Author: Marcus Chen, Principal Engineer, Real‑time Infrastructure
Date: May 8, 2026
Reading time: 22 minutes

✍️ Introduction

You’re in a Google Doc, editing the same paragraph as a colleague in Tokyo. You see their cursor move character by character. In Figma, three designers manipulate the same vector shape simultaneously, and somehow – magically – nobody’s changes overwrite anyone else’s.

Behind that “magic” lies one of the hardest problems in distributed systems: real‑time collaborative editing (RTCE). Unlike a food delivery platform (where events are discrete and independent), collaborative editing demands:

Sub‑100ms latency for remote cursors
Conflict‑free merging without locking documents
Offline support that syncs seamlessly when you reconnect
Scalability to millions of concurrent users across hundreds of thousands of documents

In this post, I’ll walk you through the architecture of a modern collaborative editor. We’ll compare Conflict‑free Replicated Data Types (CRDTs) vs. Operational Transformation (OT), explain how we handle presence (who’s viewing what), and show you how we scale WebSocket connections to hundreds of thousands per region.

Let’s open a shared document together.

📋 Requirements (From a Real Product)

Feature	Description
Live cursors & selections	See other users’ cursors and text selections in real time
Simultaneous editing	Multiple users edit the same paragraph without locking
Offline editing	Make changes without internet; sync when back online
Version history	Complete record of all changes, with branching & restore
Commenting & suggestions	Threaded discussions, suggested edits that can be accepted/rejected
Presence list	Who’s viewing the document, with their current page/region
Cross‑platform	Web (desktop/mobile), iOS, Android, desktop apps

Non‑functional Requirements

Latency – Cursor movements < 100ms p95; text edits visible < 200ms
Consistency – No two users ever see different final documents (strong eventual consistency)
Availability – 99.99% uptime for editing (design tools can’t afford downtime)
Scalability – One document can have 50+ active collaborators (e.g., all‑hands doc)

## Supplied records

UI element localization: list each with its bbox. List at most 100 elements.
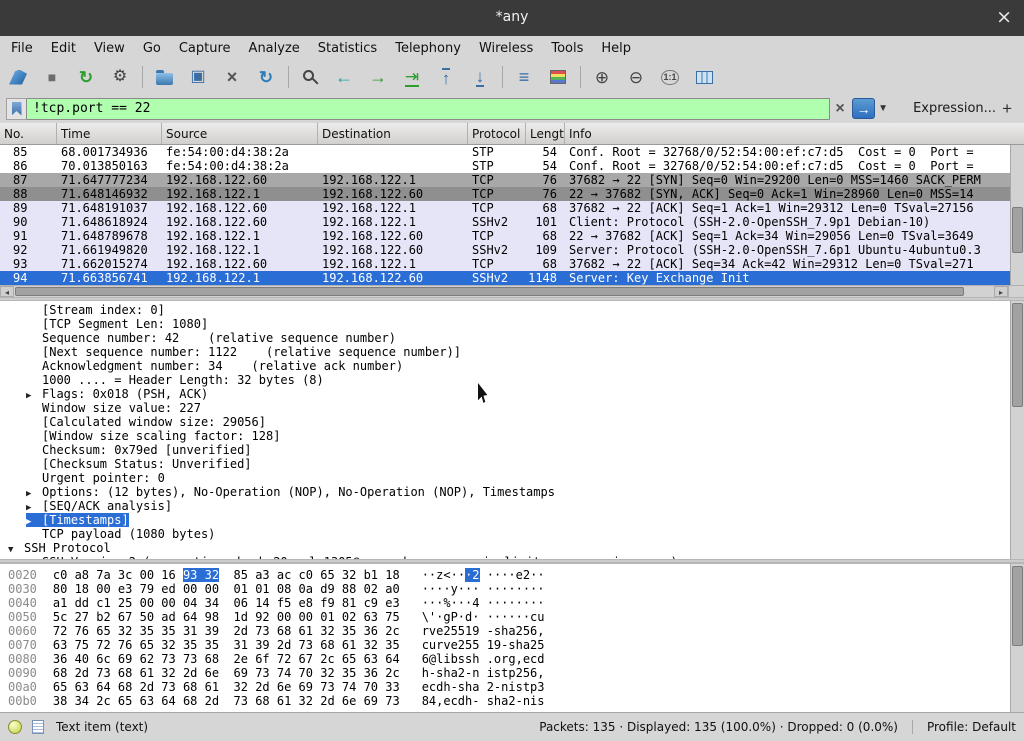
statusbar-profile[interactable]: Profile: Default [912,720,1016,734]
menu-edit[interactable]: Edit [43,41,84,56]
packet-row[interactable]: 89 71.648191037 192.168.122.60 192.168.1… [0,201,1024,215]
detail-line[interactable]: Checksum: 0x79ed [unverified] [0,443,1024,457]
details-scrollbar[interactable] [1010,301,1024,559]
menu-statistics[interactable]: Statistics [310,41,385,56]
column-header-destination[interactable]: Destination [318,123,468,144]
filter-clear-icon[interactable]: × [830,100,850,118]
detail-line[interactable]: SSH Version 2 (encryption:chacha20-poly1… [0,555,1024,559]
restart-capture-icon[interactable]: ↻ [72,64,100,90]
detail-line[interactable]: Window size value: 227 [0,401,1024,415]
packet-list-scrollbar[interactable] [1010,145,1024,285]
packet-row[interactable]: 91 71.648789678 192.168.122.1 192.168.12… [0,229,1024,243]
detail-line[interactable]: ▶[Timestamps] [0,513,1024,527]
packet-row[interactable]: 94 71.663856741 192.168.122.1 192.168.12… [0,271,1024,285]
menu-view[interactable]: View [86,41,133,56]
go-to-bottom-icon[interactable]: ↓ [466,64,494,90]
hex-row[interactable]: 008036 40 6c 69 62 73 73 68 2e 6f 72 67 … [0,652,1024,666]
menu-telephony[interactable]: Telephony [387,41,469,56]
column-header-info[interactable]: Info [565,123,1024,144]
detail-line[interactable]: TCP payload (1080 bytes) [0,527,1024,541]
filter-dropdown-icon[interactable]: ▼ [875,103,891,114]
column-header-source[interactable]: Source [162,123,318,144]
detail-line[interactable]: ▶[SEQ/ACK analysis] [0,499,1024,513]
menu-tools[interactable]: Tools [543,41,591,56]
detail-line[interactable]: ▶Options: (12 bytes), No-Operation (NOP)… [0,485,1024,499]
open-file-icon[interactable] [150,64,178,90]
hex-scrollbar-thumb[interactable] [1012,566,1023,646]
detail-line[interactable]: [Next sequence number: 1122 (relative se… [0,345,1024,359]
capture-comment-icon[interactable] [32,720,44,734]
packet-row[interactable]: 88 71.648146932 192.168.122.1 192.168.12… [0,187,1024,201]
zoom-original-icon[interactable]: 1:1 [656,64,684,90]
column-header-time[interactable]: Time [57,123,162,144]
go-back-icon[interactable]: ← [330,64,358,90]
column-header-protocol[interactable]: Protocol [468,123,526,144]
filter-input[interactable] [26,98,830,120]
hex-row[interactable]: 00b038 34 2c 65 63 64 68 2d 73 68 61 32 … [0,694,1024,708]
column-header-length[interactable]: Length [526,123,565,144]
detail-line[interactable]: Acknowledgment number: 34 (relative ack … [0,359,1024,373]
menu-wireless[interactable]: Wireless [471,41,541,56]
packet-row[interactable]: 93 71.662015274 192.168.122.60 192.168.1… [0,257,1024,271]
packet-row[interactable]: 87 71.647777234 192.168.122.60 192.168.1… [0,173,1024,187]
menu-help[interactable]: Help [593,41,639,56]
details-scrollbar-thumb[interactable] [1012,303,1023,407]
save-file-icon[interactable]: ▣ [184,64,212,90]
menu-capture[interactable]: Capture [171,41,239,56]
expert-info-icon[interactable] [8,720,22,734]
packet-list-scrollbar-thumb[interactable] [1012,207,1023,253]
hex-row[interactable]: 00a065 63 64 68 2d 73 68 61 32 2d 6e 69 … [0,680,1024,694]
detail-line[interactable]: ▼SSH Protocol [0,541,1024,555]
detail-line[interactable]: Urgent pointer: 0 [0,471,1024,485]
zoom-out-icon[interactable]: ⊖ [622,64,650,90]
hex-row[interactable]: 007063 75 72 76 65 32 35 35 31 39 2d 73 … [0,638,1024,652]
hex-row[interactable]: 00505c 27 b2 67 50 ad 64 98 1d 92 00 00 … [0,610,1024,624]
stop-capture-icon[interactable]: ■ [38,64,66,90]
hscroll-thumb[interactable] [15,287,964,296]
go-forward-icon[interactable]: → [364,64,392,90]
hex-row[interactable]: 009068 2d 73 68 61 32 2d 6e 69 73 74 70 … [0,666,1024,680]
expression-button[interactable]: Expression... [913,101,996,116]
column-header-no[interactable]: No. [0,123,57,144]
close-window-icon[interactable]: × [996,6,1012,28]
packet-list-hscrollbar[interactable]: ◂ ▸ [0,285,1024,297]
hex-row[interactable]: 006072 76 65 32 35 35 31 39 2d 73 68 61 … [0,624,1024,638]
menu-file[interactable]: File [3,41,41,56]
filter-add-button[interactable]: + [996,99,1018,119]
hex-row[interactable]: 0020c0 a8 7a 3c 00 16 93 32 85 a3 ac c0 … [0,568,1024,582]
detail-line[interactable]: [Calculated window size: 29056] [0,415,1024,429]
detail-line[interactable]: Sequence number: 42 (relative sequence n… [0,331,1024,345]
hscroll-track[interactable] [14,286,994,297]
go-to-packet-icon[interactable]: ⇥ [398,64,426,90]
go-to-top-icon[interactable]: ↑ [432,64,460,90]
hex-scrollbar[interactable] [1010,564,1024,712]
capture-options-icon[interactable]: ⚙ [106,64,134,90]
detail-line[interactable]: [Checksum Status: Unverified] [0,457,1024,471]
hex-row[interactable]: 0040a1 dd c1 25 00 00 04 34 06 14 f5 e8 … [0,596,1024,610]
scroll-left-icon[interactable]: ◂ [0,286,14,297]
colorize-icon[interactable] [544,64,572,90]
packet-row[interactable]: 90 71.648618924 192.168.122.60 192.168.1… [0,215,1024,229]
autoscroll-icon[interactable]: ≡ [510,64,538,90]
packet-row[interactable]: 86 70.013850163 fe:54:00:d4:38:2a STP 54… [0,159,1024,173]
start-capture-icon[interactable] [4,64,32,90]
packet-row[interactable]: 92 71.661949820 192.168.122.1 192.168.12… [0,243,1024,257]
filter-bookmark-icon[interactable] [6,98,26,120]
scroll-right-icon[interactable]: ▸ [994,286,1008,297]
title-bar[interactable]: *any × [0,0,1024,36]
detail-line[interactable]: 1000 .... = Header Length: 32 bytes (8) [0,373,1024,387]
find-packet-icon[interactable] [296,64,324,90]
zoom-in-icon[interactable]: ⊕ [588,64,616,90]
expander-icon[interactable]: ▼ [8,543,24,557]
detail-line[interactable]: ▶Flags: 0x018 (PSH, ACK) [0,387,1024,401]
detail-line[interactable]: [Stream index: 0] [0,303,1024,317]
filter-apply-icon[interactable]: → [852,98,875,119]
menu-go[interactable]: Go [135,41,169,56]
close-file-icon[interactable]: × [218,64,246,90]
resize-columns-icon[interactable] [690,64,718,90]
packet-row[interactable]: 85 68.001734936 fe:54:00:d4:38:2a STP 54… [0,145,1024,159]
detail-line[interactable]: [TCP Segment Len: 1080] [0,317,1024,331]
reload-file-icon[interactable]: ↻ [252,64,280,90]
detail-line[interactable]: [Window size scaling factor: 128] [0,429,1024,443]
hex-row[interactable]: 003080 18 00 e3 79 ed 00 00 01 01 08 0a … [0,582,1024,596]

---

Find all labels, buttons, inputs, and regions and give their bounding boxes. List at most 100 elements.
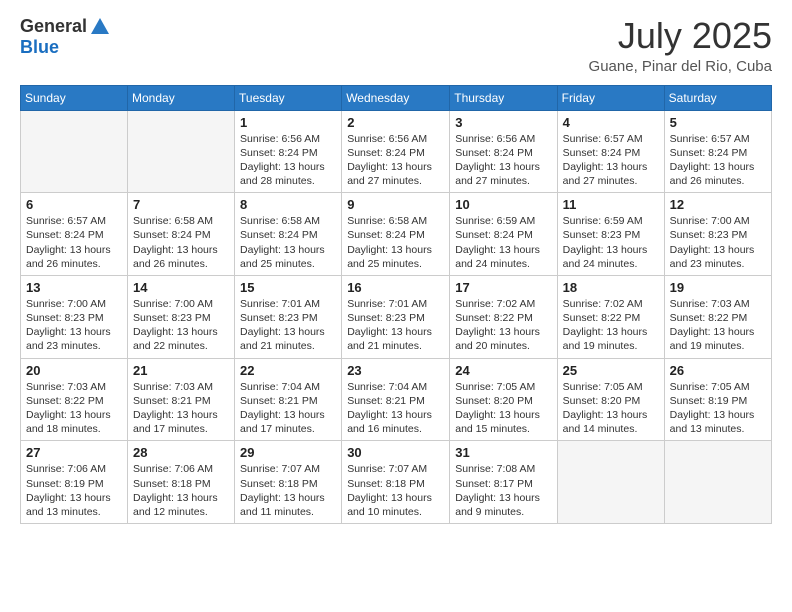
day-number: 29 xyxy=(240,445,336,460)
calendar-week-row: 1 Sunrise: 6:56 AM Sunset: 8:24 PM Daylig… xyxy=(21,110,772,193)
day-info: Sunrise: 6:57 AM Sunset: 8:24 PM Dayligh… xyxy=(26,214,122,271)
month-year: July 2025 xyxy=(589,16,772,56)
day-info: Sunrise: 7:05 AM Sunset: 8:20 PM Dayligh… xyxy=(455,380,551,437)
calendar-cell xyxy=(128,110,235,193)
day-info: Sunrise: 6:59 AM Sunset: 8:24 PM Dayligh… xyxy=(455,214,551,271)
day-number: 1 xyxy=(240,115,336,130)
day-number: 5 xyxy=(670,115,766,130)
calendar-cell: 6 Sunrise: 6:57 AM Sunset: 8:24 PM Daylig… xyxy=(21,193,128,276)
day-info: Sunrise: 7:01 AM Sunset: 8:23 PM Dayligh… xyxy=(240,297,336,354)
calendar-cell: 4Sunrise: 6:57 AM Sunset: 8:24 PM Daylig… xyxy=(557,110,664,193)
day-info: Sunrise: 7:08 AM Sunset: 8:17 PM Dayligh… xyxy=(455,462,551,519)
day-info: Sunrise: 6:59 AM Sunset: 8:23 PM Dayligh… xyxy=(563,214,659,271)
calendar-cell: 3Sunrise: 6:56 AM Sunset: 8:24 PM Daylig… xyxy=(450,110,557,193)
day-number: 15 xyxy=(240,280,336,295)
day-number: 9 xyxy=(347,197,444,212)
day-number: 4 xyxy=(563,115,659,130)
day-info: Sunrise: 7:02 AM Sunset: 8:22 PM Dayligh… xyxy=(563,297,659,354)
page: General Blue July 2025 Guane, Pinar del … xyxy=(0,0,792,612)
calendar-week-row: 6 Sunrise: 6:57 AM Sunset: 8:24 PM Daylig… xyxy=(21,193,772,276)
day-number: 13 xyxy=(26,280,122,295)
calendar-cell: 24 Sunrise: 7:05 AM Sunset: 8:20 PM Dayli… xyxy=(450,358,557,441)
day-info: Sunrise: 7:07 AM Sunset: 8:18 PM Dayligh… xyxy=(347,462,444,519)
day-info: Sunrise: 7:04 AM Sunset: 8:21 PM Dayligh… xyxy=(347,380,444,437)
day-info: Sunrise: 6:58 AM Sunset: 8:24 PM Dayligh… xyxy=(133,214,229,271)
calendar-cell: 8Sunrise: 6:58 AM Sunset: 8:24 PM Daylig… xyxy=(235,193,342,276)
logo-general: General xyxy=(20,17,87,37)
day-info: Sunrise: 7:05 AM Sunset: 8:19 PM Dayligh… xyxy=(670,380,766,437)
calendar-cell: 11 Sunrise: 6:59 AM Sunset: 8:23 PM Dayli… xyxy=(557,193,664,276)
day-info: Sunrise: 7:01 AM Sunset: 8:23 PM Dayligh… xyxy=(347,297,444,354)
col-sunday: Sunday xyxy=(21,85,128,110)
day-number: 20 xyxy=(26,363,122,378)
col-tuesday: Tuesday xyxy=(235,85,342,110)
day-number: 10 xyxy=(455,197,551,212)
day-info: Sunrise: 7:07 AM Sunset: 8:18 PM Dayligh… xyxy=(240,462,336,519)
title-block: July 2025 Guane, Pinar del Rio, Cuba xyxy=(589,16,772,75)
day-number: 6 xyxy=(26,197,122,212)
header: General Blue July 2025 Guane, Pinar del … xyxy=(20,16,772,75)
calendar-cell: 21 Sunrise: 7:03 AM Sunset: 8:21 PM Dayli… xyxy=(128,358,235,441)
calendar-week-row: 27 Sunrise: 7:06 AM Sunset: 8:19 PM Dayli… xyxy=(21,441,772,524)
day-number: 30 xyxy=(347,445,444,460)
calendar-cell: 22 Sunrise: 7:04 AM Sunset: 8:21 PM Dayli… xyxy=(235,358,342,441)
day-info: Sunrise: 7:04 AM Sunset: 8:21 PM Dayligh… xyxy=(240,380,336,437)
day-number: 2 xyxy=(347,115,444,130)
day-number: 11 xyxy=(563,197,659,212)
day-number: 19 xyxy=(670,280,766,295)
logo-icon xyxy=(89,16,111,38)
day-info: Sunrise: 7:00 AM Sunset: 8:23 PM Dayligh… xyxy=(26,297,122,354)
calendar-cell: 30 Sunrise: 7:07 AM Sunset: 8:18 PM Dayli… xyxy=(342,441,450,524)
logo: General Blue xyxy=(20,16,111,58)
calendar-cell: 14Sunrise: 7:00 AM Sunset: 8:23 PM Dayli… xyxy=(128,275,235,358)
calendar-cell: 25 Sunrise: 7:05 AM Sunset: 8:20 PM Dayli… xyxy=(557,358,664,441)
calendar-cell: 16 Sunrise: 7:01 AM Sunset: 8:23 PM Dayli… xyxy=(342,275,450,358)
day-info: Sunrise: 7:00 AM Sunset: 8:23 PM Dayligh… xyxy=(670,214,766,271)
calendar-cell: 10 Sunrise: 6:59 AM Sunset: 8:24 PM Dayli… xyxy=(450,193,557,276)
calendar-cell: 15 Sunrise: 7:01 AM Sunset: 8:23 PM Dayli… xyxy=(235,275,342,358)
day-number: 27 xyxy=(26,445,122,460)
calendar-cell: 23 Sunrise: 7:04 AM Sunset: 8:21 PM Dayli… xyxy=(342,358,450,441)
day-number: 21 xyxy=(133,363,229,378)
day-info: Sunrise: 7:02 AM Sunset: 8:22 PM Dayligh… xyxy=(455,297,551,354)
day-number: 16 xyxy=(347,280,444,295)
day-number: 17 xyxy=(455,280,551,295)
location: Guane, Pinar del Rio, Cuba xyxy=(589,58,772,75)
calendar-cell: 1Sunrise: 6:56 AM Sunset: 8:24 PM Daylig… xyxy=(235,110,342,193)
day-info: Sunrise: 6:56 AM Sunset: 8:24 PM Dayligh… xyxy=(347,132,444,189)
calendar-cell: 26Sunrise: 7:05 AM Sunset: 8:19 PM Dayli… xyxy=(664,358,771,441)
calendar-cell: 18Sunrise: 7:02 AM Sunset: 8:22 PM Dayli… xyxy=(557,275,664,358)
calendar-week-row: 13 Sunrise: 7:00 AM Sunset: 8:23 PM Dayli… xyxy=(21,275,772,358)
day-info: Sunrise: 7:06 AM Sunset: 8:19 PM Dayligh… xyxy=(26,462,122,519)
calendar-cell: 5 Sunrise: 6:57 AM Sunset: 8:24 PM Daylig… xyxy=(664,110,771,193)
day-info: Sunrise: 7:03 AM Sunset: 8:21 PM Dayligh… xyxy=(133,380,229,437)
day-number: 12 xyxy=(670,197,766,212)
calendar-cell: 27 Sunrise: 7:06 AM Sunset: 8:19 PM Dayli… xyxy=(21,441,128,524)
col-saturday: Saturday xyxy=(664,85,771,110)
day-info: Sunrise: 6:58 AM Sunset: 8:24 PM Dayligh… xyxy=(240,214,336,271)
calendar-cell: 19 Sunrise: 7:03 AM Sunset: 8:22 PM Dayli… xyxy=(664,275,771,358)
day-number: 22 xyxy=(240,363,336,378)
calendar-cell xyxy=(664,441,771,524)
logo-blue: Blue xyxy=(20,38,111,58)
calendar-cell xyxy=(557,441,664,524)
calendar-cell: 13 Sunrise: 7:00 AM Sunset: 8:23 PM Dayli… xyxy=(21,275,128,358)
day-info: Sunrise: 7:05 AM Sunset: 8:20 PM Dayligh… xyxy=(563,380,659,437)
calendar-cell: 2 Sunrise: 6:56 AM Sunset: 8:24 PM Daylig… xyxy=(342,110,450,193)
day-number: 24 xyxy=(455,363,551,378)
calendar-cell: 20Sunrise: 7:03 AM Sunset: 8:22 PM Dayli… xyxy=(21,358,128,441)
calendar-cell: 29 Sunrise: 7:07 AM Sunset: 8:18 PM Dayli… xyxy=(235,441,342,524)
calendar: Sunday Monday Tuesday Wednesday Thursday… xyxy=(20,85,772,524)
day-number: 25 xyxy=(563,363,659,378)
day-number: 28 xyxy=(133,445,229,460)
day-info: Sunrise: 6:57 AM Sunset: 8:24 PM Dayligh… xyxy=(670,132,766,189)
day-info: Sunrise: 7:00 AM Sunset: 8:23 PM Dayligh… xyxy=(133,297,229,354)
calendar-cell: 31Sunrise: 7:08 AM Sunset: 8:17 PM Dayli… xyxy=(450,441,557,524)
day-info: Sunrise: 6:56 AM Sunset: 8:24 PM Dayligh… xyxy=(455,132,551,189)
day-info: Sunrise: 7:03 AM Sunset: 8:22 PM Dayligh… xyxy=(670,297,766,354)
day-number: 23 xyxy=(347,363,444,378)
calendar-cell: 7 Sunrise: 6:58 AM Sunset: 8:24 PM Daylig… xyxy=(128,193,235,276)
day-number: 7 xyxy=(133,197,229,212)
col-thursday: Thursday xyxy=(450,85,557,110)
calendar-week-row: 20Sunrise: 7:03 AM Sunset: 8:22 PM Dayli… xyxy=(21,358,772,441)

## Written tasks
[a] Reproduce the collaborative editing post word for word, from "Sub‑100ms latency for" to "thousands per region.".
[b] Pick out every line of the listing that contains the string "Tuesday", and copy each one in full. Case counts.

## Solutions below
[a]
Sub‑100ms latency for remote cursors
Conflict‑free merging without locking documents
Offline support that syncs seamlessly when you reconnect
Scalability to millions of concurrent users across hundreds of thousands of documents

In this post, I’ll walk you through the architecture of a modern collaborative editor. We’ll compare Conflict‑free Replicated Data Types (CRDTs) vs. Operational Transformation (OT), explain how we handle presence (who’s viewing what), and show you how we scale WebSocket connections to hundreds of thousands per region.

[b]
col-tuesday: Tuesday xyxy=(235,85,342,110)
calendar: Sunday Monday Tuesday Wednesday Thursday… xyxy=(20,85,772,524)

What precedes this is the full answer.